Description of the task = Print every line of the listing exactly, please.

Stored entries =

★ ★ ★ ★

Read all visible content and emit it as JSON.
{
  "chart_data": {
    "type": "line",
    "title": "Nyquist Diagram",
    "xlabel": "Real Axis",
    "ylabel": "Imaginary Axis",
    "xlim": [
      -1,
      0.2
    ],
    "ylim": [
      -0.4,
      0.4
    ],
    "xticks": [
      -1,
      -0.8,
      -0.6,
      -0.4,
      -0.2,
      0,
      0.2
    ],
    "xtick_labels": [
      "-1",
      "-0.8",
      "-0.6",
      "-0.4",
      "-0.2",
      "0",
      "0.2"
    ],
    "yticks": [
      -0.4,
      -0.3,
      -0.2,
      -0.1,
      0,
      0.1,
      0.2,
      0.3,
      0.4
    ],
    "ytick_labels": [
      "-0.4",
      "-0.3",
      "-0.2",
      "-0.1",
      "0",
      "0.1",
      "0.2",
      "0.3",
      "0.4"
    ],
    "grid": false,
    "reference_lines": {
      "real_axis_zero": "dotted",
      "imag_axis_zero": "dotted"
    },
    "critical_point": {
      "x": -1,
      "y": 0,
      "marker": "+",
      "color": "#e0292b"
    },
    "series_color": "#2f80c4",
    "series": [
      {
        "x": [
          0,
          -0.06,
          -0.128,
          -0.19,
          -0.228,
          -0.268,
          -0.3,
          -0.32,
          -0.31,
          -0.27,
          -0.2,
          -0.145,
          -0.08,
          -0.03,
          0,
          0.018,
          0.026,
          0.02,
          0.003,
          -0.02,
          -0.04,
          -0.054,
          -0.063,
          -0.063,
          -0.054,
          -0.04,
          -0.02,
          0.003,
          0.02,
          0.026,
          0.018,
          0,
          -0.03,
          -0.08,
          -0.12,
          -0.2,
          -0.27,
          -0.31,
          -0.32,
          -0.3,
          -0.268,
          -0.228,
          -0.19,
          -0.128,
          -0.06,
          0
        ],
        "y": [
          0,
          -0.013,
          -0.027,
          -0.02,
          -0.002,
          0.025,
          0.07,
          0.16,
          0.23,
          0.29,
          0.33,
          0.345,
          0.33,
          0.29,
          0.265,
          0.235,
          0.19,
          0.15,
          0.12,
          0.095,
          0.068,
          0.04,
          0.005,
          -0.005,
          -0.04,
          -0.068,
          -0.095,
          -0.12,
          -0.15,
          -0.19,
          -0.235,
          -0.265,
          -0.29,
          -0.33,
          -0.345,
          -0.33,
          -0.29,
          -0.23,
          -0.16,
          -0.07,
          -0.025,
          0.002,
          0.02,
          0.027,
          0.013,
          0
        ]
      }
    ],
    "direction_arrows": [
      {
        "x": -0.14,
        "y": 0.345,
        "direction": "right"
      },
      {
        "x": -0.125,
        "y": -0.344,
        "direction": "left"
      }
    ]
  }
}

★ ★ ★ ★

Answer to this task =
Read all visible content and emit it as JSON.
{
  "chart_data": {
    "type": "line",
    "title": "Nyquist Diagram",
    "xlabel": "Real Axis",
    "ylabel": "Imaginary Axis",
    "xlim": [
      -1,
      0.2
    ],
    "ylim": [
      -0.4,
      0.4
    ],
    "xticks": [
      -1,
      -0.8,
      -0.6,
      -0.4,
      -0.2,
      0,
      0.2
    ],
    "xtick_labels": [
      "-1",
      "-0.8",
      "-0.6",
      "-0.4",
      "-0.2",
      "0",
      "0.2"
    ],
    "yticks": [
      -0.4,
      -0.3,
      -0.2,
      -0.1,
      0,
      0.1,
      0.2,
      0.3,
      0.4
    ],
    "ytick_labels": [
      "-0.4",
      "-0.3",
      "-0.2",
      "-0.1",
      "0",
      "0.1",
      "0.2",
      "0.3",
      "0.4"
    ],
    "grid": false,
    "reference_lines": {
      "real_axis_zero": "dotted",
      "imag_axis_zero": "dotted"
    },
    "critical_point": {
      "x": -1,
      "y": 0,
      "marker": "+",
      "color": "#e0292b"
    },
    "series_color": "#2f80c4",
    "series": [
      {
        "x": [
          0,
          -0.06,
          -0.128,
          -0.19,
          -0.228,
          -0.268,
          -0.3,
          -0.32,
          -0.31,
          -0.27,
          -0.2,
          -0.145,
          -0.08,
          -0.03,
          0,
          0.018,
          0.026,
          0.02,
          0.003,
          -0.02,
          -0.04,
          -0.054,
          -0.063,
          -0.063,
          -0.054,
          -0.04,
          -0.02,
          0.003,
          0.02,
          0.026,
          0.018,
          0,
          -0.03,
          -0.08,
          -0.12,
          -0.2,
          -0.27,
          -0.31,
          -0.32,
          -0.3,
          -0.268,
          -0.228,
          -0.19,
          -0.128,
          -0.06,
          0
        ],
        "y": [
          0,
          -0.013,
          -0.027,
          -0.02,
          -0.002,
          0.025,
          0.07,
          0.16,
          0.23,
          0.29,
          0.33,
          0.345,
          0.33,
          0.29,
          0.265,
          0.235,
          0.19,
          0.15,
          0.12,
          0.095,
          0.068,
          0.04,
          0.005,
          -0.005,
          -0.04,
          -0.068,
          -0.095,
          -0.12,
          -0.15,
          -0.19,
          -0.235,
          -0.265,
          -0.29,
          -0.33,
          -0.345,
          -0.33,
          -0.29,
          -0.23,
          -0.16,
          -0.07,
          -0.025,
          0.002,
          0.02,
          0.027,
          0.013,
          0
        ]
      }
    ],
    "direction_arrows": [
      {
        "x": -0.14,
        "y": 0.345,
        "direction": "right"
      },
      {
        "x": -0.125,
        "y": -0.344,
        "direction": "left"
      }
    ]
  }
}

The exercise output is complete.